■ **Data rows**
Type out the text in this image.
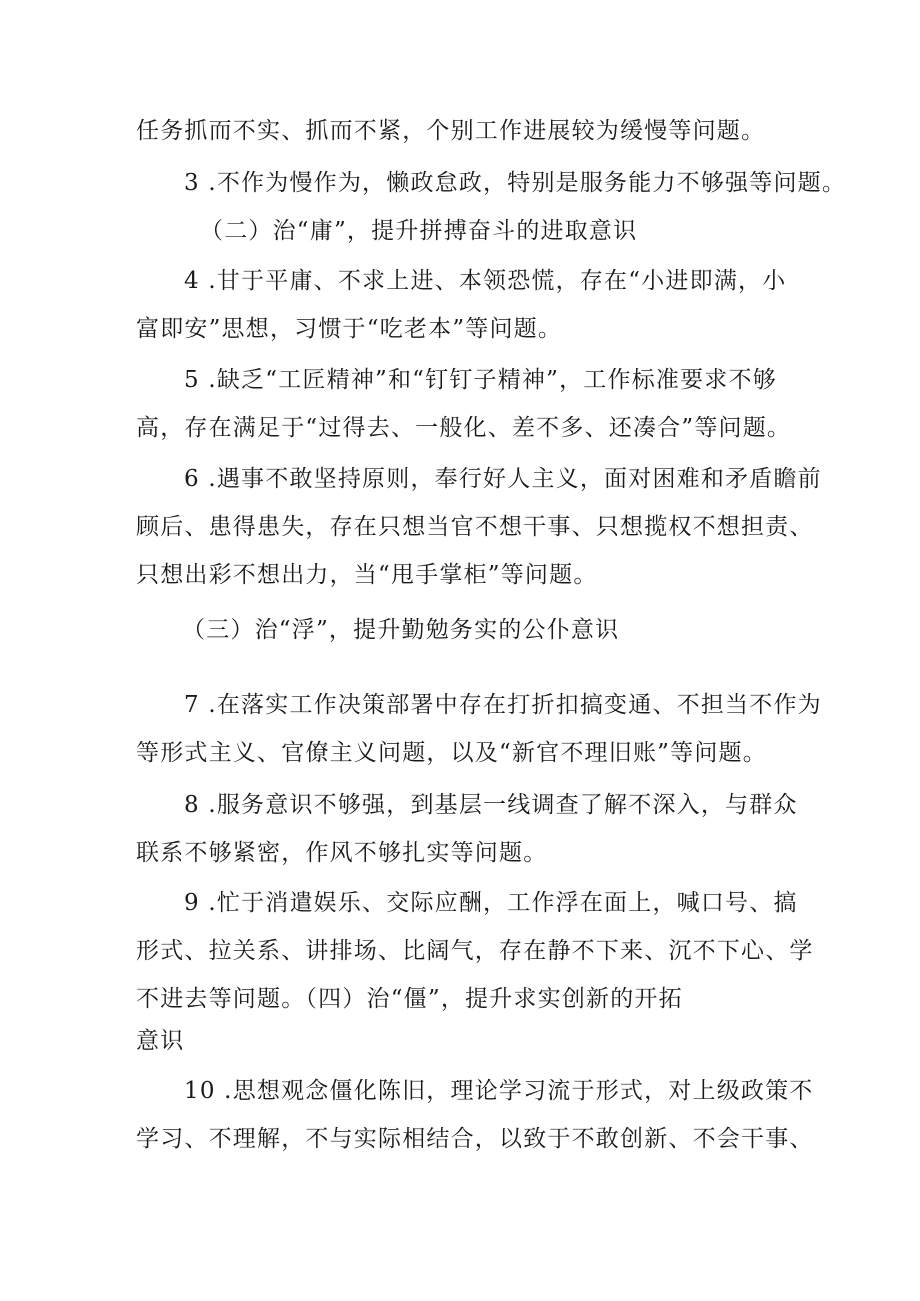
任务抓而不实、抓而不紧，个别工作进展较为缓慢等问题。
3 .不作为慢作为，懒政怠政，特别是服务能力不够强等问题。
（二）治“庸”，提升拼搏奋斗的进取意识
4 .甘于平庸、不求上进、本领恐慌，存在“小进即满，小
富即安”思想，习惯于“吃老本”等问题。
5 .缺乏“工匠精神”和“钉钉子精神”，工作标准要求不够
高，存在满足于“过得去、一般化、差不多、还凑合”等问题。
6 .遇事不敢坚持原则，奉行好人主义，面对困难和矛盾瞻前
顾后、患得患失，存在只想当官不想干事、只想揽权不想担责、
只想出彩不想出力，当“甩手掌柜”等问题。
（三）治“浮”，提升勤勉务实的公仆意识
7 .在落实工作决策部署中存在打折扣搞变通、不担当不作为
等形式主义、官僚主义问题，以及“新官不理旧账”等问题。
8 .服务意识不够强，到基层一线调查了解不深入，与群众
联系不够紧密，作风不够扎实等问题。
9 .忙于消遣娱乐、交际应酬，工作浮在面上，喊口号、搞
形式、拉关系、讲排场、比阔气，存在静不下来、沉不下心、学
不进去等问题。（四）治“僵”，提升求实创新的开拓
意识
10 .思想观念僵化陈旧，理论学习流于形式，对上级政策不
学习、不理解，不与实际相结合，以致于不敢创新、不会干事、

■ **Given exercise**
Make an exact copy of every entry above, minus the images.

■ **Task output**
Type out the text in this image.
任务抓而不实、抓而不紧，个别工作进展较为缓慢等问题。
3 .不作为慢作为，懒政怠政，特别是服务能力不够强等问题。
（二）治“庸”，提升拼搏奋斗的进取意识
4 .甘于平庸、不求上进、本领恐慌，存在“小进即满，小
富即安”思想，习惯于“吃老本”等问题。
5 .缺乏“工匠精神”和“钉钉子精神”，工作标准要求不够
高，存在满足于“过得去、一般化、差不多、还凑合”等问题。
6 .遇事不敢坚持原则，奉行好人主义，面对困难和矛盾瞻前
顾后、患得患失，存在只想当官不想干事、只想揽权不想担责、
只想出彩不想出力，当“甩手掌柜”等问题。
（三）治“浮”，提升勤勉务实的公仆意识
7 .在落实工作决策部署中存在打折扣搞变通、不担当不作为
等形式主义、官僚主义问题，以及“新官不理旧账”等问题。
8 .服务意识不够强，到基层一线调查了解不深入，与群众
联系不够紧密，作风不够扎实等问题。
9 .忙于消遣娱乐、交际应酬，工作浮在面上，喊口号、搞
形式、拉关系、讲排场、比阔气，存在静不下来、沉不下心、学
不进去等问题。（四）治“僵”，提升求实创新的开拓
意识
10 .思想观念僵化陈旧，理论学习流于形式，对上级政策不
学习、不理解，不与实际相结合，以致于不敢创新、不会干事、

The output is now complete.